-- START Input --
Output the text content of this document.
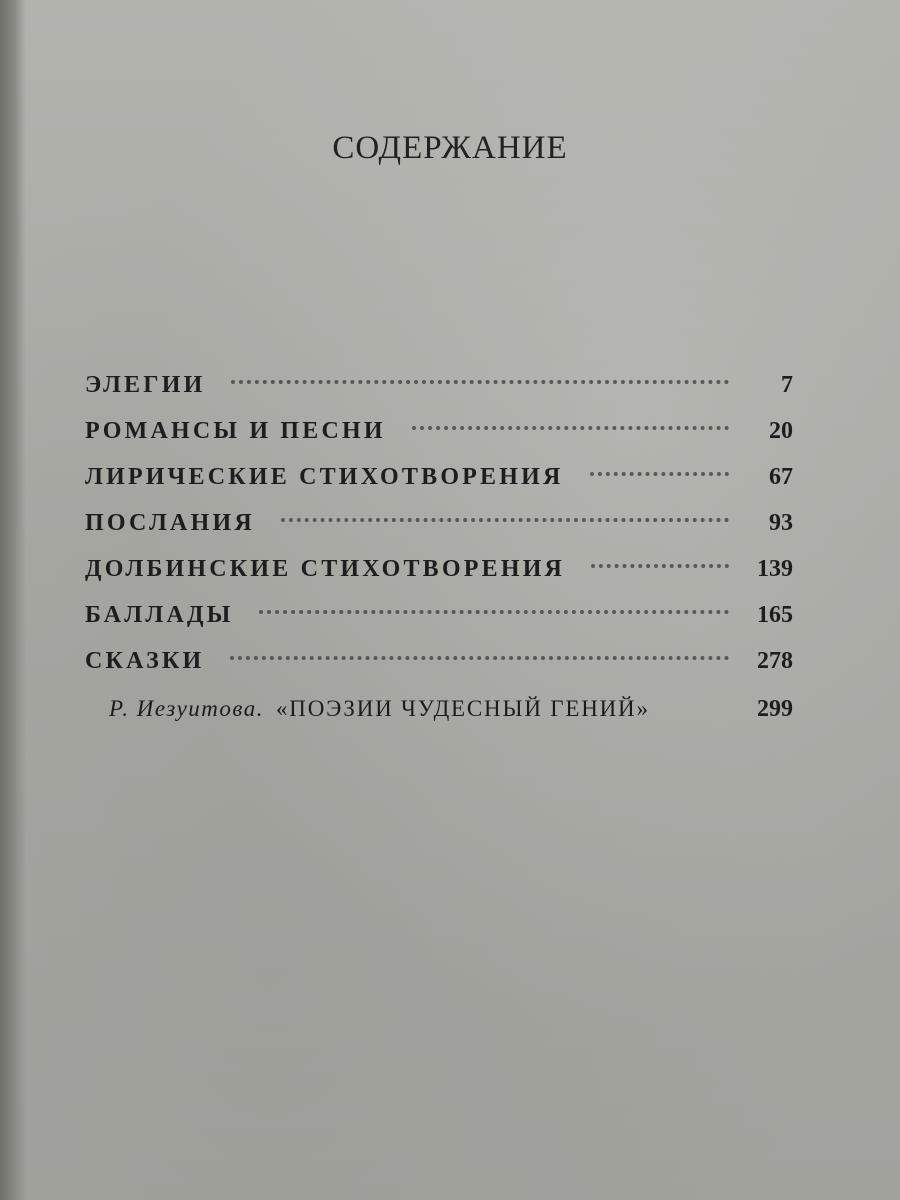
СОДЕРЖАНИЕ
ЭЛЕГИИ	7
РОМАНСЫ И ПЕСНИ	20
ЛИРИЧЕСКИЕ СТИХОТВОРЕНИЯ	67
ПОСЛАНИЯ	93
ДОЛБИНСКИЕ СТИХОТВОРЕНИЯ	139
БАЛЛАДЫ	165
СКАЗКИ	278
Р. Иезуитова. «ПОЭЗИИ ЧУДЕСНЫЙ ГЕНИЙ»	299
-- END Input --
Set problem: Return every line above that contains the word "СТИХОТВОРЕНИЯ".

Result of this task:
ЛИРИЧЕСКИЕ СТИХОТВОРЕНИЯ	67
ДОЛБИНСКИЕ СТИХОТВОРЕНИЯ	139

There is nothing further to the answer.